• [EXTRACTED MATERIAL]
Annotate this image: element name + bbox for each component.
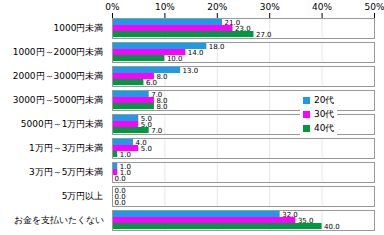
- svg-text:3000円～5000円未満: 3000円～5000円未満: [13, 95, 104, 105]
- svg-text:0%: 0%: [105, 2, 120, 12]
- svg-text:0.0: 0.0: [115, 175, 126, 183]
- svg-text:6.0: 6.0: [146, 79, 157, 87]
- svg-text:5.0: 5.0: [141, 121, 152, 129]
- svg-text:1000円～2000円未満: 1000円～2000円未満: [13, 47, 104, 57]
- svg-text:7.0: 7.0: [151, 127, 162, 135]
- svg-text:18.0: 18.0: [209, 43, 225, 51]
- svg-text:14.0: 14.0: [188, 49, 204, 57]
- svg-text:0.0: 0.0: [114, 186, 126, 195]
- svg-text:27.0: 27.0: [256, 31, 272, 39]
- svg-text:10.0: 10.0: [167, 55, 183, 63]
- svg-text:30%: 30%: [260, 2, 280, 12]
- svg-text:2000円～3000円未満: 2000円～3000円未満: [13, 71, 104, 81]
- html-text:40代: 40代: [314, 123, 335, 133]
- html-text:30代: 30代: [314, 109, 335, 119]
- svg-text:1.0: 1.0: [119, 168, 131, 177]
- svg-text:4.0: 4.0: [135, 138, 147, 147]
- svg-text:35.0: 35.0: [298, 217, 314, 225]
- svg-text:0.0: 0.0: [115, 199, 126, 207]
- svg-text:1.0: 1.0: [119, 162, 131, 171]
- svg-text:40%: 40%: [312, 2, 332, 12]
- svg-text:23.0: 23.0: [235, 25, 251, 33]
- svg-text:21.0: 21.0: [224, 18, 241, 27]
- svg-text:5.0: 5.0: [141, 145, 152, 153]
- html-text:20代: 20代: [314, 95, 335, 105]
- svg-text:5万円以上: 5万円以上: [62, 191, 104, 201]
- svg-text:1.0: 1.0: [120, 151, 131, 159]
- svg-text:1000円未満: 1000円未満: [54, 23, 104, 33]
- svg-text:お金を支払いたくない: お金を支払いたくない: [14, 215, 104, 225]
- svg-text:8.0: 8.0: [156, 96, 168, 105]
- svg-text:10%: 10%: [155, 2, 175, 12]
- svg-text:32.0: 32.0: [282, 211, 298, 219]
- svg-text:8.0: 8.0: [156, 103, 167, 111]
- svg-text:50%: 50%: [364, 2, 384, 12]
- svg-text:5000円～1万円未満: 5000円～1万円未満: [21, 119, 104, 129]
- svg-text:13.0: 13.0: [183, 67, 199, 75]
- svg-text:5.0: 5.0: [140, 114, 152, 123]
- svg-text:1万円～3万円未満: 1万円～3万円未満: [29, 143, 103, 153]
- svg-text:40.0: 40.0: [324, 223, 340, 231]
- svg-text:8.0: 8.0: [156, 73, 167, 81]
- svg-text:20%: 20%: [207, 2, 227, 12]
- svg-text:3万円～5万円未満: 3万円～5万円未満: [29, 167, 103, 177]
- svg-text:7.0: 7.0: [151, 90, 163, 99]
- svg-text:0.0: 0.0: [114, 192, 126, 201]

• [GIVEN REQUEST]
Print every line of the records above verbatim, leaving out the pictures.

• [EXPECTED OUTPUT]
Annotate this image: element name + bbox for each component.
- svg-text:3000円～5000円未満: 3000円～5000円未満: [13, 95, 104, 105]
- svg-text:0%: 0%: [105, 2, 120, 12]
- svg-text:0.0: 0.0: [115, 175, 126, 183]
- svg-text:6.0: 6.0: [146, 79, 157, 87]
- svg-text:5.0: 5.0: [141, 121, 152, 129]
- svg-text:1000円～2000円未満: 1000円～2000円未満: [13, 47, 104, 57]
- svg-text:7.0: 7.0: [151, 127, 162, 135]
- svg-text:18.0: 18.0: [209, 43, 225, 51]
- svg-text:14.0: 14.0: [188, 49, 204, 57]
- svg-text:0.0: 0.0: [114, 186, 126, 195]
- svg-text:27.0: 27.0: [256, 31, 272, 39]
- svg-text:10.0: 10.0: [167, 55, 183, 63]
- svg-text:30%: 30%: [260, 2, 280, 12]
- svg-text:2000円～3000円未満: 2000円～3000円未満: [13, 71, 104, 81]
- html-text:40代: 40代: [314, 123, 335, 133]
- html-text:30代: 30代: [314, 109, 335, 119]
- svg-text:1.0: 1.0: [119, 168, 131, 177]
- svg-text:4.0: 4.0: [135, 138, 147, 147]
- svg-text:35.0: 35.0: [298, 217, 314, 225]
- svg-text:0.0: 0.0: [115, 199, 126, 207]
- svg-text:1.0: 1.0: [119, 162, 131, 171]
- svg-text:40%: 40%: [312, 2, 332, 12]
- svg-text:23.0: 23.0: [235, 25, 251, 33]
- svg-text:21.0: 21.0: [224, 18, 241, 27]
- svg-text:5.0: 5.0: [141, 145, 152, 153]
- html-text:20代: 20代: [314, 95, 335, 105]
- svg-text:5万円以上: 5万円以上: [62, 191, 104, 201]
- svg-text:1.0: 1.0: [120, 151, 131, 159]
- svg-text:1000円未満: 1000円未満: [54, 23, 104, 33]
- svg-text:お金を支払いたくない: お金を支払いたくない: [14, 215, 104, 225]
- svg-text:8.0: 8.0: [156, 96, 168, 105]
- svg-text:10%: 10%: [155, 2, 175, 12]
- svg-text:32.0: 32.0: [282, 211, 298, 219]
- svg-text:8.0: 8.0: [156, 103, 167, 111]
- svg-text:50%: 50%: [364, 2, 384, 12]
- svg-text:5000円～1万円未満: 5000円～1万円未満: [21, 119, 104, 129]
- svg-text:13.0: 13.0: [183, 67, 199, 75]
- svg-text:5.0: 5.0: [140, 114, 152, 123]
- svg-text:1万円～3万円未満: 1万円～3万円未満: [29, 143, 103, 153]
- svg-text:40.0: 40.0: [324, 223, 340, 231]
- svg-text:8.0: 8.0: [156, 73, 167, 81]
- svg-text:20%: 20%: [207, 2, 227, 12]
- svg-text:3万円～5万円未満: 3万円～5万円未満: [29, 167, 103, 177]
- svg-text:7.0: 7.0: [151, 90, 163, 99]
- svg-text:0.0: 0.0: [114, 192, 126, 201]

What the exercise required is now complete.